— BEGIN Records for the task —

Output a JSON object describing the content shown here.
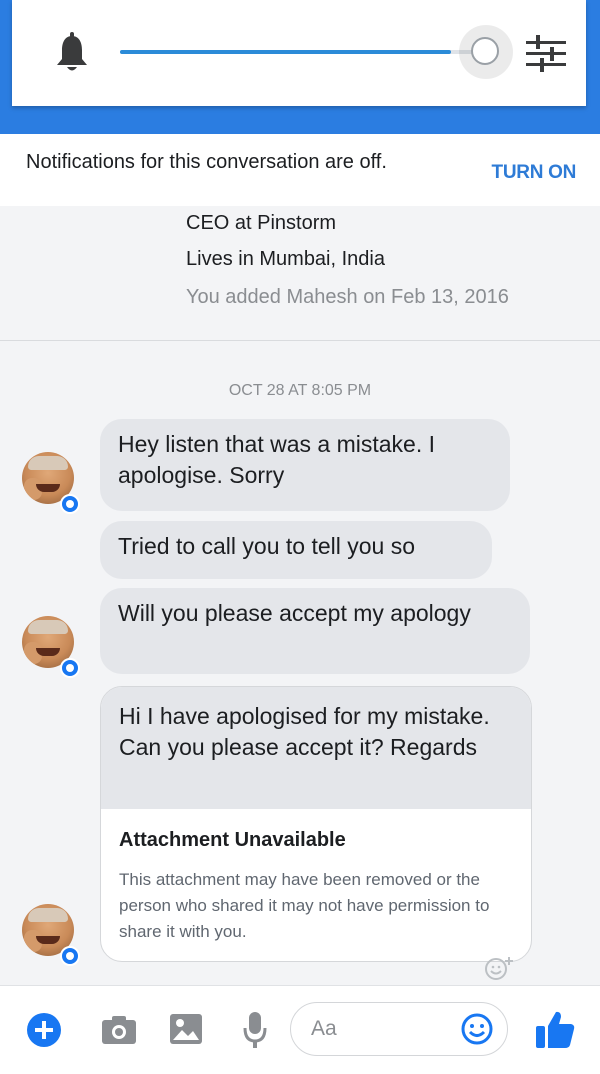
{
  "volume": {
    "level": 0.92,
    "accent": "#2b8bd8",
    "icons": [
      "bell-icon",
      "sliders-icon"
    ]
  },
  "notification": {
    "text": "Notifications for this conversation are off.",
    "button": "TURN ON"
  },
  "profile": {
    "job": "CEO at Pinstorm",
    "location": "Lives in Mumbai, India",
    "added": "You added Mahesh on Feb 13, 2016"
  },
  "conversation": {
    "timestamp": "OCT 28 AT 8:05 PM",
    "messages": [
      {
        "text": "Hey listen that was a mistake. I apologise. Sorry"
      },
      {
        "text": "Tried to call you to tell you so"
      },
      {
        "text": "Will you please accept my apology"
      },
      {
        "text": "Hi I have apologised for my mistake. Can you please accept it? Regards"
      }
    ],
    "attachment": {
      "title": "Attachment Unavailable",
      "body": "This attachment may have been removed or the person who shared it may not have permission to share it with you."
    }
  },
  "composer": {
    "placeholder": "Aa",
    "accent": "#1877f2",
    "icons": [
      "plus-icon",
      "camera-icon",
      "gallery-icon",
      "microphone-icon",
      "emoji-icon",
      "like-icon"
    ]
  }
}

— END Records for the task —

● Problem
Print the complete listing exactly as it stands, without its pictures.

● Solution for this problem
Output a JSON object describing the content shown here.
{
  "volume": {
    "level": 0.92,
    "accent": "#2b8bd8",
    "icons": [
      "bell-icon",
      "sliders-icon"
    ]
  },
  "notification": {
    "text": "Notifications for this conversation are off.",
    "button": "TURN ON"
  },
  "profile": {
    "job": "CEO at Pinstorm",
    "location": "Lives in Mumbai, India",
    "added": "You added Mahesh on Feb 13, 2016"
  },
  "conversation": {
    "timestamp": "OCT 28 AT 8:05 PM",
    "messages": [
      {
        "text": "Hey listen that was a mistake. I apologise. Sorry"
      },
      {
        "text": "Tried to call you to tell you so"
      },
      {
        "text": "Will you please accept my apology"
      },
      {
        "text": "Hi I have apologised for my mistake. Can you please accept it? Regards"
      }
    ],
    "attachment": {
      "title": "Attachment Unavailable",
      "body": "This attachment may have been removed or the person who shared it may not have permission to share it with you."
    }
  },
  "composer": {
    "placeholder": "Aa",
    "accent": "#1877f2",
    "icons": [
      "plus-icon",
      "camera-icon",
      "gallery-icon",
      "microphone-icon",
      "emoji-icon",
      "like-icon"
    ]
  }
}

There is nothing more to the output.